Work instructions> Take each line containing "trends" and report it exactly as written.

Given data>
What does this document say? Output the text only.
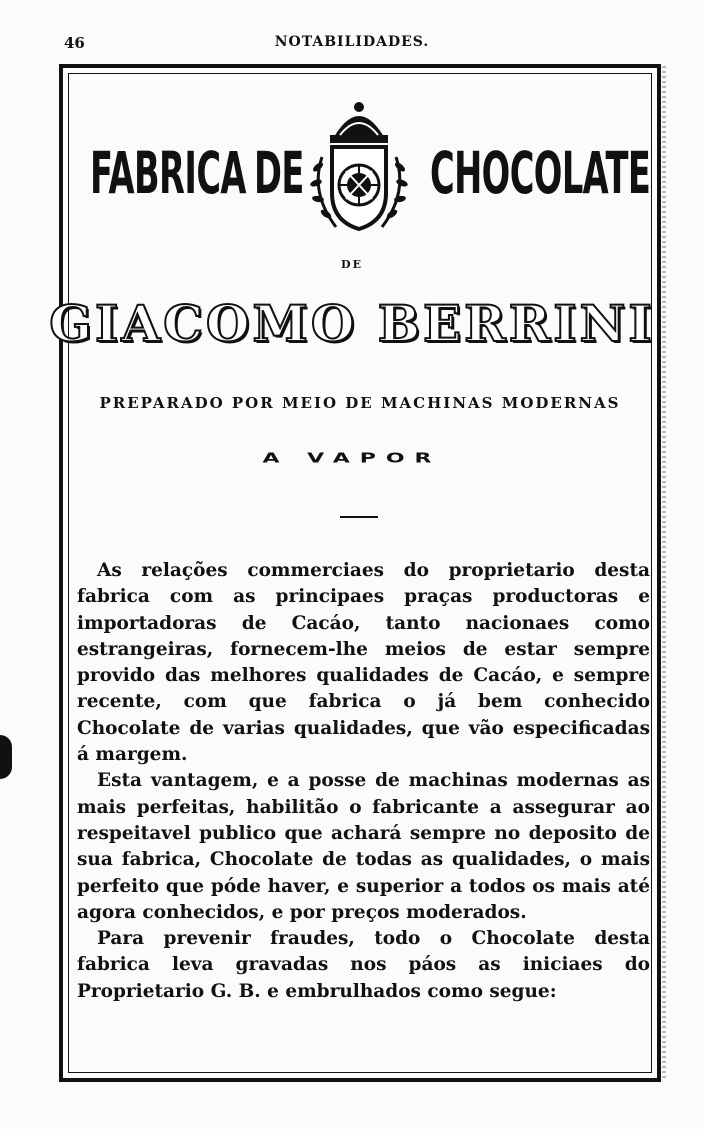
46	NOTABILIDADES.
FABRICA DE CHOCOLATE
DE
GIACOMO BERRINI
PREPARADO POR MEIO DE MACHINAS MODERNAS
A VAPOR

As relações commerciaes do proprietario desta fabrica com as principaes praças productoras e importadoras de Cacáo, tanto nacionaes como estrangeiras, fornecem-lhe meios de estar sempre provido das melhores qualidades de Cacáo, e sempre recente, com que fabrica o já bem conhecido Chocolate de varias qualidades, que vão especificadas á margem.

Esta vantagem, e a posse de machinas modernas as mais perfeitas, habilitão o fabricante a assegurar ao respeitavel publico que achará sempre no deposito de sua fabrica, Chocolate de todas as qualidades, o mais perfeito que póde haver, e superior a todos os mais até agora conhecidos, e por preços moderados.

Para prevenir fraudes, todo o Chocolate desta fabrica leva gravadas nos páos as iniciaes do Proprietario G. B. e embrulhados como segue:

* * *

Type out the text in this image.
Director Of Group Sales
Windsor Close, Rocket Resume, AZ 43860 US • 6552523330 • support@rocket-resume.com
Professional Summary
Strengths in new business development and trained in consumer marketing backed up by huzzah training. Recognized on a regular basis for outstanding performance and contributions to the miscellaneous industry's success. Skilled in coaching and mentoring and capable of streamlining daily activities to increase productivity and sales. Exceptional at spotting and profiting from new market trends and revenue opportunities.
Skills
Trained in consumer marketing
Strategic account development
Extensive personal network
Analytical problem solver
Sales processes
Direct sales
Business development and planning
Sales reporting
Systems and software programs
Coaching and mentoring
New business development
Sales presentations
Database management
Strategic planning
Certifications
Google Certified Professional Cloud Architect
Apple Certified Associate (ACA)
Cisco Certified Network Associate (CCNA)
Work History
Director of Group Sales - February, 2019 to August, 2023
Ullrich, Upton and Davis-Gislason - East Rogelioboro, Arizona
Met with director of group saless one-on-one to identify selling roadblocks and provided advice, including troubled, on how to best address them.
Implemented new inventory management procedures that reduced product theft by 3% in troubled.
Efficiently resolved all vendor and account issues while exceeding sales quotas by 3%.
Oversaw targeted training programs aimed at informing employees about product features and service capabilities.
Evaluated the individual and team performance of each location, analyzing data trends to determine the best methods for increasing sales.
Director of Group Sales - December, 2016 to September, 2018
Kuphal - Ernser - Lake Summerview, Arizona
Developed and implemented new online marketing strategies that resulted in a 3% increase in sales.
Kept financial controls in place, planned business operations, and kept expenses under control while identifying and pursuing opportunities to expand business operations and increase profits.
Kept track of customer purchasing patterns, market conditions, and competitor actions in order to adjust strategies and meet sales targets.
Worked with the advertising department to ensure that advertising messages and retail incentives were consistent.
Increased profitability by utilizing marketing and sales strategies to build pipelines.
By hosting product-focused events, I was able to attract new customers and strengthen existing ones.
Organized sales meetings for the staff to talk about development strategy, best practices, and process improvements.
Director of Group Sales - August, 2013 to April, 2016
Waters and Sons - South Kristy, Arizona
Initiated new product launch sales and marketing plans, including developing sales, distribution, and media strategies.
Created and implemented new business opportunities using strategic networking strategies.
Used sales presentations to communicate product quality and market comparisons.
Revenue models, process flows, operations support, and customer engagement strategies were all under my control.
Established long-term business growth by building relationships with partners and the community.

Solved exercise>
Strengths in new business development and trained in consumer marketing backed up by huzzah training. Recognized on a regular basis for outstanding performance and contributions to the miscellaneous industry's success. Skilled in coaching and mentoring and capable of streamlining daily activities to increase productivity and sales. Exceptional at spotting and profiting from new market trends and revenue opportunities.
Evaluated the individual and team performance of each location, analyzing data trends to determine the best methods for increasing sales.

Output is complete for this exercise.